#### Job:
Scan the lines below for the word "przykładach". Copy each line you find it in.

Stored records

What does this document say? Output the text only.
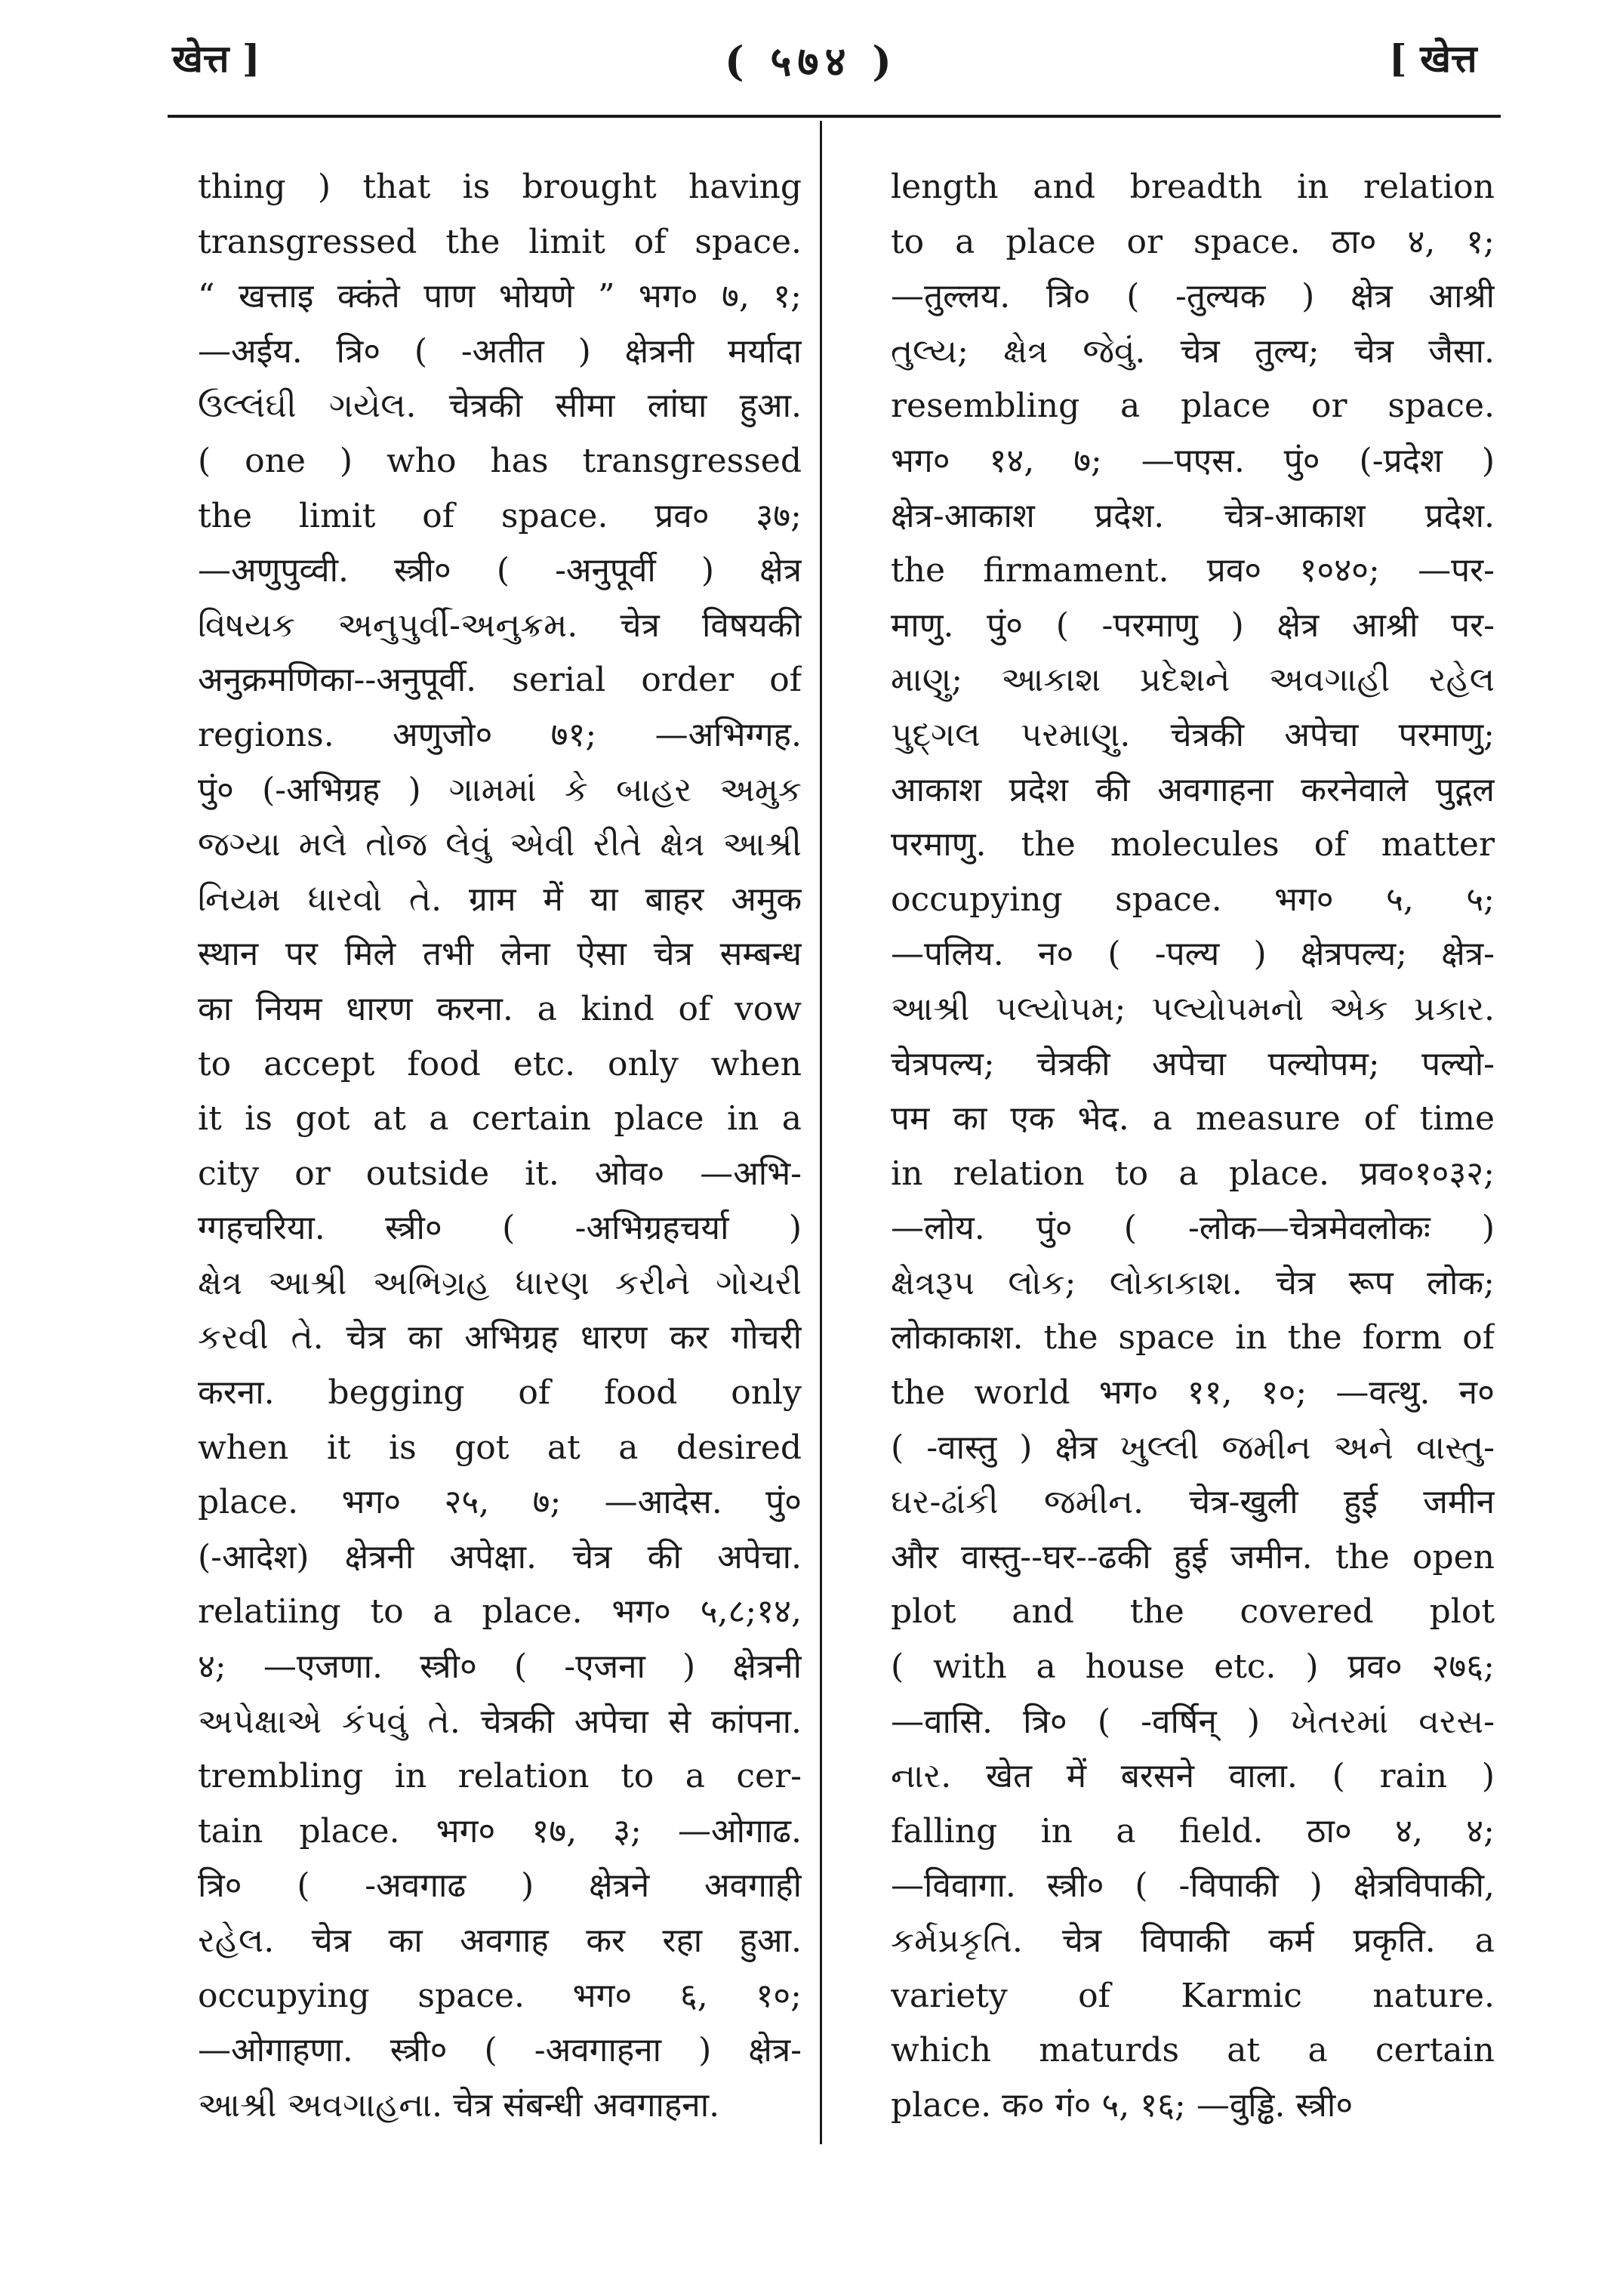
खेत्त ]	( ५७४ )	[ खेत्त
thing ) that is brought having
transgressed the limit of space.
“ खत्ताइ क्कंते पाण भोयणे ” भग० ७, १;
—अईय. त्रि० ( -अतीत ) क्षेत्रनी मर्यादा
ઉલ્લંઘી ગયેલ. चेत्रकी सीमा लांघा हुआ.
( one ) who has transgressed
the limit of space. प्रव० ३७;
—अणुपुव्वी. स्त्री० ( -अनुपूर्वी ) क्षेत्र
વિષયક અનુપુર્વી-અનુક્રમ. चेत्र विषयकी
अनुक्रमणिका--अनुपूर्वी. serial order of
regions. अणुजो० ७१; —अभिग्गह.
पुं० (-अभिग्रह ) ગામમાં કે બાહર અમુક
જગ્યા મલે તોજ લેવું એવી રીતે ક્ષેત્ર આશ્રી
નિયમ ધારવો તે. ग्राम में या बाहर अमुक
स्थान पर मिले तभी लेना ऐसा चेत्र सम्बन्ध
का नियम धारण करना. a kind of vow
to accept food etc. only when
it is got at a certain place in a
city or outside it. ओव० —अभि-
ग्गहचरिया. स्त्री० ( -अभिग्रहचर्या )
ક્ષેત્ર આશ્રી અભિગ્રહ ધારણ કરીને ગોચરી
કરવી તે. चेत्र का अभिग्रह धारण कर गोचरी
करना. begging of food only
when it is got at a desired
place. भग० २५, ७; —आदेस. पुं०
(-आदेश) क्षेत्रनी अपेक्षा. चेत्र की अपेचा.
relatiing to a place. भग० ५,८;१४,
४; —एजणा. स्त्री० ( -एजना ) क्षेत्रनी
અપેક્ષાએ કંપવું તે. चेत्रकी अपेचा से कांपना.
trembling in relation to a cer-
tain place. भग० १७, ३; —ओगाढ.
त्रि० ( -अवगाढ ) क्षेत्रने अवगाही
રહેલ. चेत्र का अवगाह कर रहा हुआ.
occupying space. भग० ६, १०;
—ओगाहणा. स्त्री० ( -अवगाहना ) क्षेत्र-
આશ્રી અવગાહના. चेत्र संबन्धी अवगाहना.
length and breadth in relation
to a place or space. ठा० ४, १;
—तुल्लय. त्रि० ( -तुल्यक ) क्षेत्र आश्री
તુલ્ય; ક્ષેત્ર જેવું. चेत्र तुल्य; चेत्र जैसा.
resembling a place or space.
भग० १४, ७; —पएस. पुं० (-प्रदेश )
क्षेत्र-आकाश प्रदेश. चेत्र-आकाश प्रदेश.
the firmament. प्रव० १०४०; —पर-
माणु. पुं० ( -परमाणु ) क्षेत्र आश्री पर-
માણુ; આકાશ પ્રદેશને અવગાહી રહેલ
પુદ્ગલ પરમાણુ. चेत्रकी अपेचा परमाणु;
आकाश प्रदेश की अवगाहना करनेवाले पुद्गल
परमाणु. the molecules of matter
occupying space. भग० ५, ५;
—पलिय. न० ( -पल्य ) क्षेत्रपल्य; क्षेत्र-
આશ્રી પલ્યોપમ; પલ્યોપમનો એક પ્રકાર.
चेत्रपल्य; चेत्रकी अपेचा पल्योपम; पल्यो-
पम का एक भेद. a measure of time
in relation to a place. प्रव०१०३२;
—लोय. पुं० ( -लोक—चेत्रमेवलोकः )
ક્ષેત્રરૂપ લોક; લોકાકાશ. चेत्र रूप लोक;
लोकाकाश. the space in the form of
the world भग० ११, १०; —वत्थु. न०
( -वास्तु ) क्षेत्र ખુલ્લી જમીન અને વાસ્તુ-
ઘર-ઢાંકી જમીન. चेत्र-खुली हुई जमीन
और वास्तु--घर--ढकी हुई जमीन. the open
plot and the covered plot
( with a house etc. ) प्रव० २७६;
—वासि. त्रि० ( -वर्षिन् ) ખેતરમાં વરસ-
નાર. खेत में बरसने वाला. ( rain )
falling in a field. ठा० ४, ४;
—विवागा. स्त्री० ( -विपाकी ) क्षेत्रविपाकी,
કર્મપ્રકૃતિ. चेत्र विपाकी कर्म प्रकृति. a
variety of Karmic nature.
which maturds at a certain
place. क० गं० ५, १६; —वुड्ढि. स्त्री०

==

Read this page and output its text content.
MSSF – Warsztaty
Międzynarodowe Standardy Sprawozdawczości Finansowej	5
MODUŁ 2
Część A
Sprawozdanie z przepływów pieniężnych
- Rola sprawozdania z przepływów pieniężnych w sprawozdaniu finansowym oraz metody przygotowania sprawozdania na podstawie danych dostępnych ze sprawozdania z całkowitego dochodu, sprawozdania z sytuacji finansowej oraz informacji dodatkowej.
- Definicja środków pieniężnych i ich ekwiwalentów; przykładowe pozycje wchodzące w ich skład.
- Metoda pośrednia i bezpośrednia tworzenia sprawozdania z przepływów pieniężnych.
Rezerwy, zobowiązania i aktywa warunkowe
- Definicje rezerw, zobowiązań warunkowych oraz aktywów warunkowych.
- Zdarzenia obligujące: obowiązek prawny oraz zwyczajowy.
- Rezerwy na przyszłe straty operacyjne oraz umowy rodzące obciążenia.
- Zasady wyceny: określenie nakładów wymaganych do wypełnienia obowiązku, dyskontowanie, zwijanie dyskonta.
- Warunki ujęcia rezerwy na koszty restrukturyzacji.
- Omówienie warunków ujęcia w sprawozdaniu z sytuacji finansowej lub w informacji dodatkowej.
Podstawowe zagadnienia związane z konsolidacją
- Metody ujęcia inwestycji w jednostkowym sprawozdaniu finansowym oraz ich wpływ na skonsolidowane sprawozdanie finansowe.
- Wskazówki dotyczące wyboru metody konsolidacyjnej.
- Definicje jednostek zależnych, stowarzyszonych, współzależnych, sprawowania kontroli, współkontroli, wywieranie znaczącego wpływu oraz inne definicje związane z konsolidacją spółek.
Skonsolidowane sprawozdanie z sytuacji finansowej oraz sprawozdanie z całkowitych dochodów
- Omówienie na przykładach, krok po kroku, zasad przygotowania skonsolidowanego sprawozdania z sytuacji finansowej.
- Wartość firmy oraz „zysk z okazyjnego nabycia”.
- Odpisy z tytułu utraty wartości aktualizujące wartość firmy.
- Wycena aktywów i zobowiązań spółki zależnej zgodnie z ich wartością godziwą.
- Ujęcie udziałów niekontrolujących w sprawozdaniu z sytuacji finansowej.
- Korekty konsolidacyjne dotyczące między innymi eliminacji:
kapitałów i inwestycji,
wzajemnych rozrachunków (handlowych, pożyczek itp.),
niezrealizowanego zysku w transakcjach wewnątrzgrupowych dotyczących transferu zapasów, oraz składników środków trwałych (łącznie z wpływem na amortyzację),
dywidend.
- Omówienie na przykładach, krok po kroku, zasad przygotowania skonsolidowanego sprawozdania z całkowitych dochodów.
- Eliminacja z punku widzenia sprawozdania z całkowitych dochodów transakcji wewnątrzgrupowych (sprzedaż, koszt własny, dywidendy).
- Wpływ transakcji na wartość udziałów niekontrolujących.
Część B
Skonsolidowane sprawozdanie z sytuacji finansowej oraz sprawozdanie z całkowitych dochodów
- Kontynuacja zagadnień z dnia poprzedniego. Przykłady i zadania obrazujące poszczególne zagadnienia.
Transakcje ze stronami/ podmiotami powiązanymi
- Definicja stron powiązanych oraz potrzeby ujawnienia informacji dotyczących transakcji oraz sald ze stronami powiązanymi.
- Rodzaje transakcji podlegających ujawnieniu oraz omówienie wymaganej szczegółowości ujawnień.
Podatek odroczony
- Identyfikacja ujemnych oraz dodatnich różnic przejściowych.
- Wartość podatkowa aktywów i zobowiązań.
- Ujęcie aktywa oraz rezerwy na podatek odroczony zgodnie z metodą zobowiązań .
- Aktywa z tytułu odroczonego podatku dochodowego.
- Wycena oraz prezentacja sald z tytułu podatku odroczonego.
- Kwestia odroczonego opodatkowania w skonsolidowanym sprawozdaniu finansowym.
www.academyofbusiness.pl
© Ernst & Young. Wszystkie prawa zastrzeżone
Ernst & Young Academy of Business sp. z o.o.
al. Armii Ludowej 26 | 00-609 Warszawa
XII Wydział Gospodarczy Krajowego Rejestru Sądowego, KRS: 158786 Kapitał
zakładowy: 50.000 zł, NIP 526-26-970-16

* * *

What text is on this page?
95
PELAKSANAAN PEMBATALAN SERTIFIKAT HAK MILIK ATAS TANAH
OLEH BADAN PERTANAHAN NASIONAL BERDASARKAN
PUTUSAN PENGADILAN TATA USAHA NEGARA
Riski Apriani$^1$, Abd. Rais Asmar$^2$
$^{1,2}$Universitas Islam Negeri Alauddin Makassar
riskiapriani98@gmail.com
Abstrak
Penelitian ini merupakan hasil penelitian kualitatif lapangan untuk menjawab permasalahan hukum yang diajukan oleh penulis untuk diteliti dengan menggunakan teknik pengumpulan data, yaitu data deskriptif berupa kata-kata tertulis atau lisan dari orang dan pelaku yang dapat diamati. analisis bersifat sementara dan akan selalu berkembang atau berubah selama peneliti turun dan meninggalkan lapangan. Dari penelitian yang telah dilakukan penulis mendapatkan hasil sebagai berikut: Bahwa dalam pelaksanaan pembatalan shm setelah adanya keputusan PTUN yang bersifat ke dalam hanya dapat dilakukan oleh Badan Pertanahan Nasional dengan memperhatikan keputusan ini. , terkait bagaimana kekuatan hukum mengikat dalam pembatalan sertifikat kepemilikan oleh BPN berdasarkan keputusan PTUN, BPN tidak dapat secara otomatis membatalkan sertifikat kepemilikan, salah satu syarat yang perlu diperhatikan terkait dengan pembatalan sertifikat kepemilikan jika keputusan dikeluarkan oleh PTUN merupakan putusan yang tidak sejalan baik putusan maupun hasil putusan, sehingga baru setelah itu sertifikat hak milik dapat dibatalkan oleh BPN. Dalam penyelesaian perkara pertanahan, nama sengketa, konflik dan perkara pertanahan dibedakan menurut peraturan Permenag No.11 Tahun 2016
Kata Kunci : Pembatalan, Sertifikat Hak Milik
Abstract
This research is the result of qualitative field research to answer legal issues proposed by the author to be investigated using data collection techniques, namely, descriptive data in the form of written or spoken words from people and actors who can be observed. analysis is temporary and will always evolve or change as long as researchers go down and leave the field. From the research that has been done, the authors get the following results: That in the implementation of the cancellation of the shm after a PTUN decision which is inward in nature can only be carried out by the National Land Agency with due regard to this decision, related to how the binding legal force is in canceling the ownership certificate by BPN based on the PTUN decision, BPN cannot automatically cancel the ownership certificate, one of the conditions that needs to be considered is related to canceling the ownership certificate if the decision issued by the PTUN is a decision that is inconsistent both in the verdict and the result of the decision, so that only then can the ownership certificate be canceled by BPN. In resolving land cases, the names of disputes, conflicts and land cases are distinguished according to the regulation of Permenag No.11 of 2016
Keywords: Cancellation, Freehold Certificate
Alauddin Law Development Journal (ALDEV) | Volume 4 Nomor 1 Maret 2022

#### Written solution:
- Omówienie na przykładach, krok po kroku, zasad przygotowania skonsolidowanego sprawozdania z sytuacji finansowej.
- Omówienie na przykładach, krok po kroku, zasad przygotowania skonsolidowanego sprawozdania z całkowitych dochodów.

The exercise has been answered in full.